Exercise aim: Work out how many lines of the data hold the string "plain", and reply with that number alone.

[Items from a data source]
◆ ◆ ◆ ◆ ◆

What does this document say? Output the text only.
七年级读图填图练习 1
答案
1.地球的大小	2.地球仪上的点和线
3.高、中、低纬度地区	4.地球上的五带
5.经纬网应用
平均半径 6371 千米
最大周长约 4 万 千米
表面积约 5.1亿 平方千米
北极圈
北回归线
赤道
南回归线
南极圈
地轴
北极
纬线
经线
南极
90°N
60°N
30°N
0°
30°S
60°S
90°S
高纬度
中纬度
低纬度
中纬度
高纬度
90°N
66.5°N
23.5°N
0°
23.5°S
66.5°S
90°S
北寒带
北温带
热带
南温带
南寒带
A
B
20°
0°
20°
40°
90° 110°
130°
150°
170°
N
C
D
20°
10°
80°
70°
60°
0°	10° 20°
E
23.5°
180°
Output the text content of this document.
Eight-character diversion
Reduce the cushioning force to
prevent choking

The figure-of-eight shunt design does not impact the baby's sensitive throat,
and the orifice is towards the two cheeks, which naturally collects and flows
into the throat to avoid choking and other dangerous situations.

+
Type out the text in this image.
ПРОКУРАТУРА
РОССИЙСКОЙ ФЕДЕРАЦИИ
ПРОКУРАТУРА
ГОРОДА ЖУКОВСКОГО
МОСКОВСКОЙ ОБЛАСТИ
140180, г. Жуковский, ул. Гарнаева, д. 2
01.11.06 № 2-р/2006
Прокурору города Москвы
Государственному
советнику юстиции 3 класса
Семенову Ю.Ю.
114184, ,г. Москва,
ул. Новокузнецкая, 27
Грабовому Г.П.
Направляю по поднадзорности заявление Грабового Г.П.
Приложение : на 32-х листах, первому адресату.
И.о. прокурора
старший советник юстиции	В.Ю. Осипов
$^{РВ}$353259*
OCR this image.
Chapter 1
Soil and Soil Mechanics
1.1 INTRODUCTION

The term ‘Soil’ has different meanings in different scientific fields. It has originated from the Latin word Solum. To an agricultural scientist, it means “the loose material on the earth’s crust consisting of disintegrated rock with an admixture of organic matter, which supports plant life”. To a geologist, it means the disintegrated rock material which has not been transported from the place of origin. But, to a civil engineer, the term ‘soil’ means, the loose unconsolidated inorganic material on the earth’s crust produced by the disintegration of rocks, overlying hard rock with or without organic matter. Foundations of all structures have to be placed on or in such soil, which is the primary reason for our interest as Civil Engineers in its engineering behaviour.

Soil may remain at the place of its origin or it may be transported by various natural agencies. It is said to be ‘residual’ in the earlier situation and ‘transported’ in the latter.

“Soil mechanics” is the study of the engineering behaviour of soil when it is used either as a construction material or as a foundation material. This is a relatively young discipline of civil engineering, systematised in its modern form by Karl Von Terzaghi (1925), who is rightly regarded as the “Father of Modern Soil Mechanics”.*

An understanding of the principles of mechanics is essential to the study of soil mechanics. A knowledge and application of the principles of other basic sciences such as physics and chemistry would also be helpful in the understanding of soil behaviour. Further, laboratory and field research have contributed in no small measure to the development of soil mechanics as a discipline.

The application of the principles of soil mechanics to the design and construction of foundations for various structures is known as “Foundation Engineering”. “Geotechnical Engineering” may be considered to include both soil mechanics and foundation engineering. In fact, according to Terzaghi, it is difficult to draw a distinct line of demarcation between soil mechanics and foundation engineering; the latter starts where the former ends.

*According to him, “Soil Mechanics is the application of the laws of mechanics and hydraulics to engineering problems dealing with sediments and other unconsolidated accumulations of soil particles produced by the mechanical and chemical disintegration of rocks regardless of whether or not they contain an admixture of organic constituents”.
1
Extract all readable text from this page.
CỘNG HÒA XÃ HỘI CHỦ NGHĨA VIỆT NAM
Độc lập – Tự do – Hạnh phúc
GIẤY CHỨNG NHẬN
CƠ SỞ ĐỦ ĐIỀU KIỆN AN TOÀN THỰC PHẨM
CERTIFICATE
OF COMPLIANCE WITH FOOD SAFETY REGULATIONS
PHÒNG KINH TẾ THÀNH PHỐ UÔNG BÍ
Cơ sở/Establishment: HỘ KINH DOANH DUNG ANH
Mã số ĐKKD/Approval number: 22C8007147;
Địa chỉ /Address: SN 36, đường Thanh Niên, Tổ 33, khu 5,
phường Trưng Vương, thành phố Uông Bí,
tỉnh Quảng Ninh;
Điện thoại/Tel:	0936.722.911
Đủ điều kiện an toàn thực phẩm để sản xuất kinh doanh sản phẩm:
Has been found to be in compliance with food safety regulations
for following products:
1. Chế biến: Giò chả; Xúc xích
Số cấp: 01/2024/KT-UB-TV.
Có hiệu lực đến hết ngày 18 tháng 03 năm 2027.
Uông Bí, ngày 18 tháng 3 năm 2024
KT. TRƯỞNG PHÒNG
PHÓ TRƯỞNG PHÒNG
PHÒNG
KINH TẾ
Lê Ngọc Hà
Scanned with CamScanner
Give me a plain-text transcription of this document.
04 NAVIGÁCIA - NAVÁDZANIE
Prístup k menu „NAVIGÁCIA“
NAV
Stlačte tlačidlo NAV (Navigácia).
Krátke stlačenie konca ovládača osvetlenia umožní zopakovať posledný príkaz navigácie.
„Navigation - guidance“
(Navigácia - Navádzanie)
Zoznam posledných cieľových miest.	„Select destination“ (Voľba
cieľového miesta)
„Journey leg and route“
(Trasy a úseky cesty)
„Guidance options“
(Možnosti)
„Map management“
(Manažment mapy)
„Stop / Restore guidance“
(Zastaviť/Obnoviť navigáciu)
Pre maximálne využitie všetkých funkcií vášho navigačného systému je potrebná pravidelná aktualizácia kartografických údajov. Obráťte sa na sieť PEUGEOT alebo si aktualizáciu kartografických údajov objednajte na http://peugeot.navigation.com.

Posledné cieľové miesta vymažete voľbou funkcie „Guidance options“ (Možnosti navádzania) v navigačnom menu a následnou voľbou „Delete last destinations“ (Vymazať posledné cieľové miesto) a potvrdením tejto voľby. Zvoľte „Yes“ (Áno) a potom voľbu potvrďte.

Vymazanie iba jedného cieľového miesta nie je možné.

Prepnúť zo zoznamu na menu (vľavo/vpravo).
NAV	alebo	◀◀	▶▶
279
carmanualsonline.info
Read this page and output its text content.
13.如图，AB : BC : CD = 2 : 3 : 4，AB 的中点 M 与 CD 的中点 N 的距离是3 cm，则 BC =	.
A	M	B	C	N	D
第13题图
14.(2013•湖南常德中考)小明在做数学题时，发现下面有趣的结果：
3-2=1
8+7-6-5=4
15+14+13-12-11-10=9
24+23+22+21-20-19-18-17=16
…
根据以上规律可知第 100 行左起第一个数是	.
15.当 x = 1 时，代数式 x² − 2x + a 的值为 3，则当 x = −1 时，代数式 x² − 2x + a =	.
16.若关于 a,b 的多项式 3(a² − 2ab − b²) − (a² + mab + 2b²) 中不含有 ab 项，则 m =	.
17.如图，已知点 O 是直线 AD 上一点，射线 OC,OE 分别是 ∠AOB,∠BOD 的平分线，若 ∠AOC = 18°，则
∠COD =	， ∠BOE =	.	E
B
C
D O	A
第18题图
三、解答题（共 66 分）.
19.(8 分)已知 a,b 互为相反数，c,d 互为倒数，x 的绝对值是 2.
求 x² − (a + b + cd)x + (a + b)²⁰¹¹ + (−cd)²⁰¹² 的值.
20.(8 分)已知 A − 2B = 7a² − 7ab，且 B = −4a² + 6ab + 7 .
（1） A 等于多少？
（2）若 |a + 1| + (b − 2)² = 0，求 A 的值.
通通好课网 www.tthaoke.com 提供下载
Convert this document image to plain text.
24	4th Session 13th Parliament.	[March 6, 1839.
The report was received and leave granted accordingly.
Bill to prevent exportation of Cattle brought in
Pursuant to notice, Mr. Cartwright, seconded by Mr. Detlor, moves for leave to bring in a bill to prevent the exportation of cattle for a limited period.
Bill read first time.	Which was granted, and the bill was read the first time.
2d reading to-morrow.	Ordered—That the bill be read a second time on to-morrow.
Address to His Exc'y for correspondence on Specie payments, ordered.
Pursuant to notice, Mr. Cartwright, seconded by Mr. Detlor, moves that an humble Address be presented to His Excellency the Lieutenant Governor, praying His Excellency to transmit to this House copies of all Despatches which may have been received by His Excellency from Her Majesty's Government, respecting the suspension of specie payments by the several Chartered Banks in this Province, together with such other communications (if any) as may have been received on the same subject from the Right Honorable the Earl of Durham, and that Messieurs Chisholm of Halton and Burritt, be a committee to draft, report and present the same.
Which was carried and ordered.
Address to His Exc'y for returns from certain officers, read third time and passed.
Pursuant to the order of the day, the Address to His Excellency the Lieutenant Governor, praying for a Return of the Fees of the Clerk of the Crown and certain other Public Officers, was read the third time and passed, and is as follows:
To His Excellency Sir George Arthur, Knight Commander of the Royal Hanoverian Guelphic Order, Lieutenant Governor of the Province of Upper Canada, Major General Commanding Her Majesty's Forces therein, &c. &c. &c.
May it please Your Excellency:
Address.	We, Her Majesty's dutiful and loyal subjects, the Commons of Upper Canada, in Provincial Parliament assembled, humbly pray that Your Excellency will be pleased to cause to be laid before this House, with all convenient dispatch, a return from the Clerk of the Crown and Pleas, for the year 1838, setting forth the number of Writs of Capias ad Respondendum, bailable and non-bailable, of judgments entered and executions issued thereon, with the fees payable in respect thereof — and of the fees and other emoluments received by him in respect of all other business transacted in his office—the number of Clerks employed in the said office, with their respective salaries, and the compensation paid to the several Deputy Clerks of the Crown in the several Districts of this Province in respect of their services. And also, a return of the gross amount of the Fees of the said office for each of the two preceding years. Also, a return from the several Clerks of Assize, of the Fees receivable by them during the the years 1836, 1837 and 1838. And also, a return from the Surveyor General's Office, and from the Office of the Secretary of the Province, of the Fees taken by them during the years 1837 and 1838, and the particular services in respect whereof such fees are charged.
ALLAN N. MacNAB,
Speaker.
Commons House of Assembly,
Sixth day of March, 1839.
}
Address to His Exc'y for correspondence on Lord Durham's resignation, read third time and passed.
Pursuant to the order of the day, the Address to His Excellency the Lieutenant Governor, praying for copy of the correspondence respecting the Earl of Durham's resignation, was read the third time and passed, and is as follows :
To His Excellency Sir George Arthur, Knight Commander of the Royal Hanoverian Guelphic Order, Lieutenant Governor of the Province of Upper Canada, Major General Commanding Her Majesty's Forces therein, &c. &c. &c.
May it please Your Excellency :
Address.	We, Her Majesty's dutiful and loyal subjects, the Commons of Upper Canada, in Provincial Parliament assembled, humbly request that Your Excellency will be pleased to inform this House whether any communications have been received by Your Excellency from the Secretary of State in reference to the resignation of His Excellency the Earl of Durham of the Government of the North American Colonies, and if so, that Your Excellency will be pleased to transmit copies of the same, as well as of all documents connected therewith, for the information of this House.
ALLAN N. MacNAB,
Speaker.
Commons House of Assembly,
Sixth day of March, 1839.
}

◆ ◆ ◆ ◆ ◆

Reply: 2